== DATA SHOWN ==

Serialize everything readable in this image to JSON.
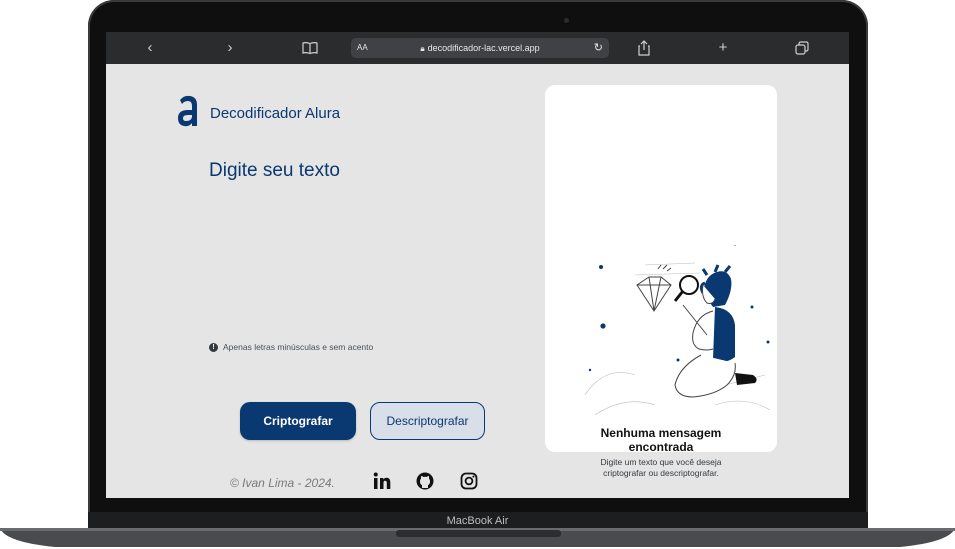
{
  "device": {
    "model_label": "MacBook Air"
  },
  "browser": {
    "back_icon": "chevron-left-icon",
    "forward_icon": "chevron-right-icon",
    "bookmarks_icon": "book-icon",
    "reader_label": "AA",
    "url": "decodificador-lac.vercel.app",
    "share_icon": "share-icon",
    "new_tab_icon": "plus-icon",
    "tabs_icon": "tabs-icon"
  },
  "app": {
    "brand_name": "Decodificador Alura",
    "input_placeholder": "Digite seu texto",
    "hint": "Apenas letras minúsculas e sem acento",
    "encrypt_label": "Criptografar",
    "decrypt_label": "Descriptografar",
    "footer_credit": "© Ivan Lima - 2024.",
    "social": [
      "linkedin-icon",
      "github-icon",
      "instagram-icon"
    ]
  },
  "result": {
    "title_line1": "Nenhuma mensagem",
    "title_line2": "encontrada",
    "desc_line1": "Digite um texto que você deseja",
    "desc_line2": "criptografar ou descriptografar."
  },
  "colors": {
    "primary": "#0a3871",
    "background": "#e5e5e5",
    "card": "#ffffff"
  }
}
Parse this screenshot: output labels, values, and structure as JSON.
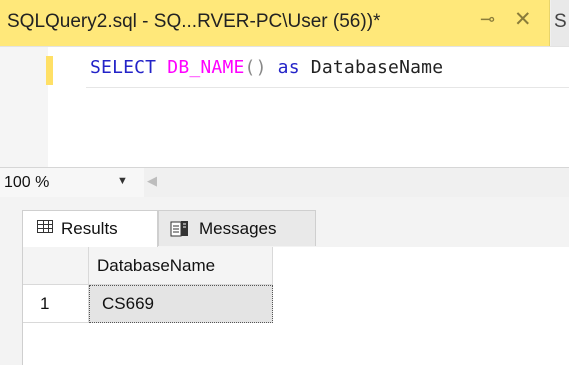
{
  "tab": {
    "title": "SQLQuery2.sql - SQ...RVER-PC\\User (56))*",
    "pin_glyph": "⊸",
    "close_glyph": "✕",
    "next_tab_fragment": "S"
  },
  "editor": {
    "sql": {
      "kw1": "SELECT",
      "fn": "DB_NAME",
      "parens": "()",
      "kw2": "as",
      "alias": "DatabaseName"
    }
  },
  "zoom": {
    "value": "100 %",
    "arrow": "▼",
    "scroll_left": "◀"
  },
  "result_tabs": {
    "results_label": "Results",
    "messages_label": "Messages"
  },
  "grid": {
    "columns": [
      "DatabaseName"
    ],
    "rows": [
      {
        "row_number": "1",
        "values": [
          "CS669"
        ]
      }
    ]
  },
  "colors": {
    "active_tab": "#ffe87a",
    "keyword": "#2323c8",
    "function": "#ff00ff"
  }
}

===

• [WHAT IS NEEDED]: Restate the data above word for word. Skip every picture.

• [WRITTEN SOLUTION]:
Serialize everything readable in this image to JSON.
{
  "device": {
    "model_label": "MacBook Air"
  },
  "browser": {
    "back_icon": "chevron-left-icon",
    "forward_icon": "chevron-right-icon",
    "bookmarks_icon": "book-icon",
    "reader_label": "AA",
    "url": "decodificador-lac.vercel.app",
    "share_icon": "share-icon",
    "new_tab_icon": "plus-icon",
    "tabs_icon": "tabs-icon"
  },
  "app": {
    "brand_name": "Decodificador Alura",
    "input_placeholder": "Digite seu texto",
    "hint": "Apenas letras minúsculas e sem acento",
    "encrypt_label": "Criptografar",
    "decrypt_label": "Descriptografar",
    "footer_credit": "© Ivan Lima - 2024.",
    "social": [
      "linkedin-icon",
      "github-icon",
      "instagram-icon"
    ]
  },
  "result": {
    "title_line1": "Nenhuma mensagem",
    "title_line2": "encontrada",
    "desc_line1": "Digite um texto que você deseja",
    "desc_line2": "criptografar ou descriptografar."
  },
  "colors": {
    "primary": "#0a3871",
    "background": "#e5e5e5",
    "card": "#ffffff"
  }
}
Parse this screenshot: output labels, values, and structure as JSON.
{
  "tab": {
    "title": "SQLQuery2.sql - SQ...RVER-PC\\User (56))*",
    "pin_glyph": "⊸",
    "close_glyph": "✕",
    "next_tab_fragment": "S"
  },
  "editor": {
    "sql": {
      "kw1": "SELECT",
      "fn": "DB_NAME",
      "parens": "()",
      "kw2": "as",
      "alias": "DatabaseName"
    }
  },
  "zoom": {
    "value": "100 %",
    "arrow": "▼",
    "scroll_left": "◀"
  },
  "result_tabs": {
    "results_label": "Results",
    "messages_label": "Messages"
  },
  "grid": {
    "columns": [
      "DatabaseName"
    ],
    "rows": [
      {
        "row_number": "1",
        "values": [
          "CS669"
        ]
      }
    ]
  },
  "colors": {
    "active_tab": "#ffe87a",
    "keyword": "#2323c8",
    "function": "#ff00ff"
  }
}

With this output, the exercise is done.